*Exercise objective:* All of the material below is to be repeated exactly.

*Material supplied:*
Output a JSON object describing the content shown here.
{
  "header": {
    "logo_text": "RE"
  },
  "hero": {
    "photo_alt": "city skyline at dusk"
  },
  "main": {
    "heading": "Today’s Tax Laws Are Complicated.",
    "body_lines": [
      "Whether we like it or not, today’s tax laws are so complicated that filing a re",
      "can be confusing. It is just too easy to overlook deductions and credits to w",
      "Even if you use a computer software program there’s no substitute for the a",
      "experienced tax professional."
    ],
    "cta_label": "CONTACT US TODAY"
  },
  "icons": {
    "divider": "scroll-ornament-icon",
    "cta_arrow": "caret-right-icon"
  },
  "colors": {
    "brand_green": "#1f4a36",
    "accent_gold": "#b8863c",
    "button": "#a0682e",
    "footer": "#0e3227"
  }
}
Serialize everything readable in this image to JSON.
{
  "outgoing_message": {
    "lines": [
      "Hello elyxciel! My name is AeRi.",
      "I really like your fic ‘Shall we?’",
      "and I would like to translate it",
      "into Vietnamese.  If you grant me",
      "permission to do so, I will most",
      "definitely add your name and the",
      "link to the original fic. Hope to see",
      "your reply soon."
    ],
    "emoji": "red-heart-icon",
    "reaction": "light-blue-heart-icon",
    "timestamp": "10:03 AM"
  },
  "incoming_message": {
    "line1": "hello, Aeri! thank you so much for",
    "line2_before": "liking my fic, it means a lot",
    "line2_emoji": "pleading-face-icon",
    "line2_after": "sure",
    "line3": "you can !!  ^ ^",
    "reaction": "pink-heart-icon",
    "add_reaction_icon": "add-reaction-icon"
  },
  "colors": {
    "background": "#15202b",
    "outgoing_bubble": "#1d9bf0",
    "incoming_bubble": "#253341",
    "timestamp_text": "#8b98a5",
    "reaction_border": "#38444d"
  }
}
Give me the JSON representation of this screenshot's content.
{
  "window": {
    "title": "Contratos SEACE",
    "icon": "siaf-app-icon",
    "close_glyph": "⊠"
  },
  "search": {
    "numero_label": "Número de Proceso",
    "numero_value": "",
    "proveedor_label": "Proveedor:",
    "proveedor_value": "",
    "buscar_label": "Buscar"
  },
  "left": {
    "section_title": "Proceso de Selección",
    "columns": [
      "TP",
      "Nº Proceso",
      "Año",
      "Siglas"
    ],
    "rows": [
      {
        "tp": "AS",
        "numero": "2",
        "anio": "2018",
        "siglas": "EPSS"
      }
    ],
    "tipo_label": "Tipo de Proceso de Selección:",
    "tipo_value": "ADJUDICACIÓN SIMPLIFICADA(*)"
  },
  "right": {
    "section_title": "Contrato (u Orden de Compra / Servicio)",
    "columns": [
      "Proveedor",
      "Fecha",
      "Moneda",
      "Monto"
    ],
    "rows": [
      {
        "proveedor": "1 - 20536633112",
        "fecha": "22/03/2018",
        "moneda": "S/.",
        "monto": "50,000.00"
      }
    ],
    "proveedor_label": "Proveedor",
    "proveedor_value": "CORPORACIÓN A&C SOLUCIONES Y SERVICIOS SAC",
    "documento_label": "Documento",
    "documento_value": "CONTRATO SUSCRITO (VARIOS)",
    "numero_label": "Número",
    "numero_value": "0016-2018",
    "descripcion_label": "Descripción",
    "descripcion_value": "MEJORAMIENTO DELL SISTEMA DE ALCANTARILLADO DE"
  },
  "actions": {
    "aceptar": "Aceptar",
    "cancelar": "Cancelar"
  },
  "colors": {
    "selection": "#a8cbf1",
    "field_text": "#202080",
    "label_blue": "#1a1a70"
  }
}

*Solution:*
Output a JSON object describing the content shown here.
{
  "header": {
    "logo_text": "RE"
  },
  "hero": {
    "photo_alt": "city skyline at dusk"
  },
  "main": {
    "heading": "Today’s Tax Laws Are Complicated.",
    "body_lines": [
      "Whether we like it or not, today’s tax laws are so complicated that filing a re",
      "can be confusing. It is just too easy to overlook deductions and credits to w",
      "Even if you use a computer software program there’s no substitute for the a",
      "experienced tax professional."
    ],
    "cta_label": "CONTACT US TODAY"
  },
  "icons": {
    "divider": "scroll-ornament-icon",
    "cta_arrow": "caret-right-icon"
  },
  "colors": {
    "brand_green": "#1f4a36",
    "accent_gold": "#b8863c",
    "button": "#a0682e",
    "footer": "#0e3227"
  }
}
Serialize everything readable in this image to JSON.
{
  "outgoing_message": {
    "lines": [
      "Hello elyxciel! My name is AeRi.",
      "I really like your fic ‘Shall we?’",
      "and I would like to translate it",
      "into Vietnamese.  If you grant me",
      "permission to do so, I will most",
      "definitely add your name and the",
      "link to the original fic. Hope to see",
      "your reply soon."
    ],
    "emoji": "red-heart-icon",
    "reaction": "light-blue-heart-icon",
    "timestamp": "10:03 AM"
  },
  "incoming_message": {
    "line1": "hello, Aeri! thank you so much for",
    "line2_before": "liking my fic, it means a lot",
    "line2_emoji": "pleading-face-icon",
    "line2_after": "sure",
    "line3": "you can !!  ^ ^",
    "reaction": "pink-heart-icon",
    "add_reaction_icon": "add-reaction-icon"
  },
  "colors": {
    "background": "#15202b",
    "outgoing_bubble": "#1d9bf0",
    "incoming_bubble": "#253341",
    "timestamp_text": "#8b98a5",
    "reaction_border": "#38444d"
  }
}
Give me the JSON representation of this screenshot's content.
{
  "window": {
    "title": "Contratos SEACE",
    "icon": "siaf-app-icon",
    "close_glyph": "⊠"
  },
  "search": {
    "numero_label": "Número de Proceso",
    "numero_value": "",
    "proveedor_label": "Proveedor:",
    "proveedor_value": "",
    "buscar_label": "Buscar"
  },
  "left": {
    "section_title": "Proceso de Selección",
    "columns": [
      "TP",
      "Nº Proceso",
      "Año",
      "Siglas"
    ],
    "rows": [
      {
        "tp": "AS",
        "numero": "2",
        "anio": "2018",
        "siglas": "EPSS"
      }
    ],
    "tipo_label": "Tipo de Proceso de Selección:",
    "tipo_value": "ADJUDICACIÓN SIMPLIFICADA(*)"
  },
  "right": {
    "section_title": "Contrato (u Orden de Compra / Servicio)",
    "columns": [
      "Proveedor",
      "Fecha",
      "Moneda",
      "Monto"
    ],
    "rows": [
      {
        "proveedor": "1 - 20536633112",
        "fecha": "22/03/2018",
        "moneda": "S/.",
        "monto": "50,000.00"
      }
    ],
    "proveedor_label": "Proveedor",
    "proveedor_value": "CORPORACIÓN A&C SOLUCIONES Y SERVICIOS SAC",
    "documento_label": "Documento",
    "documento_value": "CONTRATO SUSCRITO (VARIOS)",
    "numero_label": "Número",
    "numero_value": "0016-2018",
    "descripcion_label": "Descripción",
    "descripcion_value": "MEJORAMIENTO DELL SISTEMA DE ALCANTARILLADO DE"
  },
  "actions": {
    "aceptar": "Aceptar",
    "cancelar": "Cancelar"
  },
  "colors": {
    "selection": "#a8cbf1",
    "field_text": "#202080",
    "label_blue": "#1a1a70"
  }
}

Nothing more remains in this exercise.